REQUIRED TASK: Transcribe the data below verbatim, from its first line through the line containing "spoke-label: 行业热度 [553,693,605,708]", including both of those lines.

::: ITEMS :::

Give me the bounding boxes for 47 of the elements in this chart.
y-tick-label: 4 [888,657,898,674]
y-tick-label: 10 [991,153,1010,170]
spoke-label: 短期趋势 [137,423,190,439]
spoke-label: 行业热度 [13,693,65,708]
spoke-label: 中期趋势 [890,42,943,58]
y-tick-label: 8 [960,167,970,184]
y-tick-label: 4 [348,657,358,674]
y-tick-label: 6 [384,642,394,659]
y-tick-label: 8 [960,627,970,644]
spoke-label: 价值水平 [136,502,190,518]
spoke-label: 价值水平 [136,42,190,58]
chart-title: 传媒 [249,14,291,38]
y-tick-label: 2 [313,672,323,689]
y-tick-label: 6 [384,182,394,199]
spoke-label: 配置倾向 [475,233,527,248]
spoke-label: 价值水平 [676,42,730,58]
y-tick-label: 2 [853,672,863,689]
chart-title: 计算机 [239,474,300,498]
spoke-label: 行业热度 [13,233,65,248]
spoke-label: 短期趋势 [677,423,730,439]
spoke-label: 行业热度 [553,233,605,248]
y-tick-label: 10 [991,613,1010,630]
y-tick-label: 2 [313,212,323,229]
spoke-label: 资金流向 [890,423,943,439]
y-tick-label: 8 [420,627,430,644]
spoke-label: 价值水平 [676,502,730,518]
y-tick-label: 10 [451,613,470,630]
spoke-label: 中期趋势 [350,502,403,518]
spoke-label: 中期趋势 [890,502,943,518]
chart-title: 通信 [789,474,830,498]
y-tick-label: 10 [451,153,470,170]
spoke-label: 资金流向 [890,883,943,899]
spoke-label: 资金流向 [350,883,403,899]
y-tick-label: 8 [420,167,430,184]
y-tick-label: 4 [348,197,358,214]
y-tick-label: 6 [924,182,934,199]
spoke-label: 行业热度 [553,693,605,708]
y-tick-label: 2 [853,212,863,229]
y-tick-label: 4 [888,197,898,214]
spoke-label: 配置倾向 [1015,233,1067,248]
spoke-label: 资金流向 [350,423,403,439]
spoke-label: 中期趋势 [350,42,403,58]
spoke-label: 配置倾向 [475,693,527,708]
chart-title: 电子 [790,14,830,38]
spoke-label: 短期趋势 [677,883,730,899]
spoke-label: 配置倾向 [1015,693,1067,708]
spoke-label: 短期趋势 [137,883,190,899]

:::

WRITTEN ANSWER:
Give me the bounding boxes for 47 of the elements in this chart.
y-tick-label: 4 [888,657,898,674]
y-tick-label: 10 [991,153,1010,170]
spoke-label: 短期趋势 [137,423,190,439]
spoke-label: 行业热度 [13,693,65,708]
spoke-label: 中期趋势 [890,42,943,58]
y-tick-label: 8 [960,167,970,184]
y-tick-label: 4 [348,657,358,674]
y-tick-label: 6 [384,642,394,659]
y-tick-label: 8 [960,627,970,644]
spoke-label: 价值水平 [136,502,190,518]
spoke-label: 价值水平 [136,42,190,58]
chart-title: 传媒 [249,14,291,38]
y-tick-label: 2 [313,672,323,689]
y-tick-label: 6 [384,182,394,199]
spoke-label: 配置倾向 [475,233,527,248]
spoke-label: 价值水平 [676,42,730,58]
y-tick-label: 2 [853,672,863,689]
chart-title: 计算机 [239,474,300,498]
spoke-label: 行业热度 [13,233,65,248]
spoke-label: 短期趋势 [677,423,730,439]
spoke-label: 行业热度 [553,233,605,248]
y-tick-label: 10 [991,613,1010,630]
y-tick-label: 2 [313,212,323,229]
spoke-label: 资金流向 [890,423,943,439]
y-tick-label: 8 [420,627,430,644]
spoke-label: 价值水平 [676,502,730,518]
y-tick-label: 10 [451,613,470,630]
spoke-label: 中期趋势 [350,502,403,518]
spoke-label: 中期趋势 [890,502,943,518]
chart-title: 通信 [789,474,830,498]
y-tick-label: 10 [451,153,470,170]
spoke-label: 资金流向 [890,883,943,899]
spoke-label: 资金流向 [350,883,403,899]
y-tick-label: 8 [420,167,430,184]
y-tick-label: 4 [348,197,358,214]
y-tick-label: 6 [924,182,934,199]
spoke-label: 行业热度 [553,693,605,708]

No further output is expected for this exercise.